**What needs to be done**
Every entry must be copied word for word.

**Materials provided**
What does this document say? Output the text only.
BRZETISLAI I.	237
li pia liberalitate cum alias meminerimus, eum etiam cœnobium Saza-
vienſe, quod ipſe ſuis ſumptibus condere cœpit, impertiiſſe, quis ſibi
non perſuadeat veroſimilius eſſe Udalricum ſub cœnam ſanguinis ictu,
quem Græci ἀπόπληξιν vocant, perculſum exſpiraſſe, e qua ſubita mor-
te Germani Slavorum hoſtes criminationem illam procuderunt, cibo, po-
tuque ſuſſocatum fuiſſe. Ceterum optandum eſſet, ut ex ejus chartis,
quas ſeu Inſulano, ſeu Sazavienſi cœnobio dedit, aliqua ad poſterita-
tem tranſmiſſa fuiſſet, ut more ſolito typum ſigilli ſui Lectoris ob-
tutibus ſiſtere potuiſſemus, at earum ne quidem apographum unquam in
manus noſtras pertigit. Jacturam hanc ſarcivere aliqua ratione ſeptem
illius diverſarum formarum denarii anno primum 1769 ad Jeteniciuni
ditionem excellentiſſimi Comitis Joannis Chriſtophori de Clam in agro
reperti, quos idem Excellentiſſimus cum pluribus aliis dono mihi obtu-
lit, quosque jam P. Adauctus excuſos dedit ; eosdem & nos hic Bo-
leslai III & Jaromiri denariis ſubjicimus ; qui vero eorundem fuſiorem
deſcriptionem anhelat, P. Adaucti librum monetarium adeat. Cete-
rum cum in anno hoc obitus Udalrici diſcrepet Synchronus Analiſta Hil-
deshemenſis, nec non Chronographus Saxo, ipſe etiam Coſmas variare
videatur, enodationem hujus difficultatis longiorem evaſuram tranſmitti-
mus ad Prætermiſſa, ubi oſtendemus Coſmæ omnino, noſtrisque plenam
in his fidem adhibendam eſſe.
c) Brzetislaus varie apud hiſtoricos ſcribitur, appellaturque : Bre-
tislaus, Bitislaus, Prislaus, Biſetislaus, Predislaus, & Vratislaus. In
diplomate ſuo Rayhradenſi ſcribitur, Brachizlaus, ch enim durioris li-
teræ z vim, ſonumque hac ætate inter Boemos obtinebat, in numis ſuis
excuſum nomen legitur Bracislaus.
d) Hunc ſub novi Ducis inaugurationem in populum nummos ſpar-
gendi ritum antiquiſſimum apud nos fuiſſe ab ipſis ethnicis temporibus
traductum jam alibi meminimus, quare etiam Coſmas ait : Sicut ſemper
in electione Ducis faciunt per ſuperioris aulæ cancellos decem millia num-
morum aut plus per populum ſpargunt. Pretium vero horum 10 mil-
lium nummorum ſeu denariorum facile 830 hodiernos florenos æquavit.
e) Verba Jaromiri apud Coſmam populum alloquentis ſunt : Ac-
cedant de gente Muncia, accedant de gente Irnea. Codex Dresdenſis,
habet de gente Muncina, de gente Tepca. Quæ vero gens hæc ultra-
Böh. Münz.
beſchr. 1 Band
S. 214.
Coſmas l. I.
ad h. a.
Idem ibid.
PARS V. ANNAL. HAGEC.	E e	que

**In response**
What does this document say? Output the text only.
BRZETISLAI I.	237
li pia liberalitate cum alias meminerimus, eum etiam cœnobium Saza-
vienſe, quod ipſe ſuis ſumptibus condere cœpit, impertiiſſe, quis ſibi
non perſuadeat veroſimilius eſſe Udalricum ſub cœnam ſanguinis ictu,
quem Græci ἀπόπληξιν vocant, perculſum exſpiraſſe, e qua ſubita mor-
te Germani Slavorum hoſtes criminationem illam procuderunt, cibo, po-
tuque ſuſſocatum fuiſſe. Ceterum optandum eſſet, ut ex ejus chartis,
quas ſeu Inſulano, ſeu Sazavienſi cœnobio dedit, aliqua ad poſterita-
tem tranſmiſſa fuiſſet, ut more ſolito typum ſigilli ſui Lectoris ob-
tutibus ſiſtere potuiſſemus, at earum ne quidem apographum unquam in
manus noſtras pertigit. Jacturam hanc ſarcivere aliqua ratione ſeptem
illius diverſarum formarum denarii anno primum 1769 ad Jeteniciuni
ditionem excellentiſſimi Comitis Joannis Chriſtophori de Clam in agro
reperti, quos idem Excellentiſſimus cum pluribus aliis dono mihi obtu-
lit, quosque jam P. Adauctus excuſos dedit ; eosdem & nos hic Bo-
leslai III & Jaromiri denariis ſubjicimus ; qui vero eorundem fuſiorem
deſcriptionem anhelat, P. Adaucti librum monetarium adeat. Cete-
rum cum in anno hoc obitus Udalrici diſcrepet Synchronus Analiſta Hil-
deshemenſis, nec non Chronographus Saxo, ipſe etiam Coſmas variare
videatur, enodationem hujus difficultatis longiorem evaſuram tranſmitti-
mus ad Prætermiſſa, ubi oſtendemus Coſmæ omnino, noſtrisque plenam
in his fidem adhibendam eſſe.
c) Brzetislaus varie apud hiſtoricos ſcribitur, appellaturque : Bre-
tislaus, Bitislaus, Prislaus, Biſetislaus, Predislaus, & Vratislaus. In
diplomate ſuo Rayhradenſi ſcribitur, Brachizlaus, ch enim durioris li-
teræ z vim, ſonumque hac ætate inter Boemos obtinebat, in numis ſuis
excuſum nomen legitur Bracislaus.
d) Hunc ſub novi Ducis inaugurationem in populum nummos ſpar-
gendi ritum antiquiſſimum apud nos fuiſſe ab ipſis ethnicis temporibus
traductum jam alibi meminimus, quare etiam Coſmas ait : Sicut ſemper
in electione Ducis faciunt per ſuperioris aulæ cancellos decem millia num-
morum aut plus per populum ſpargunt. Pretium vero horum 10 mil-
lium nummorum ſeu denariorum facile 830 hodiernos florenos æquavit.
e) Verba Jaromiri apud Coſmam populum alloquentis ſunt : Ac-
cedant de gente Muncia, accedant de gente Irnea. Codex Dresdenſis,
habet de gente Muncina, de gente Tepca. Quæ vero gens hæc ultra-
Böh. Münz.
beſchr. 1 Band
S. 214.
Coſmas l. I.
ad h. a.
Idem ibid.
PARS V. ANNAL. HAGEC.	E e	que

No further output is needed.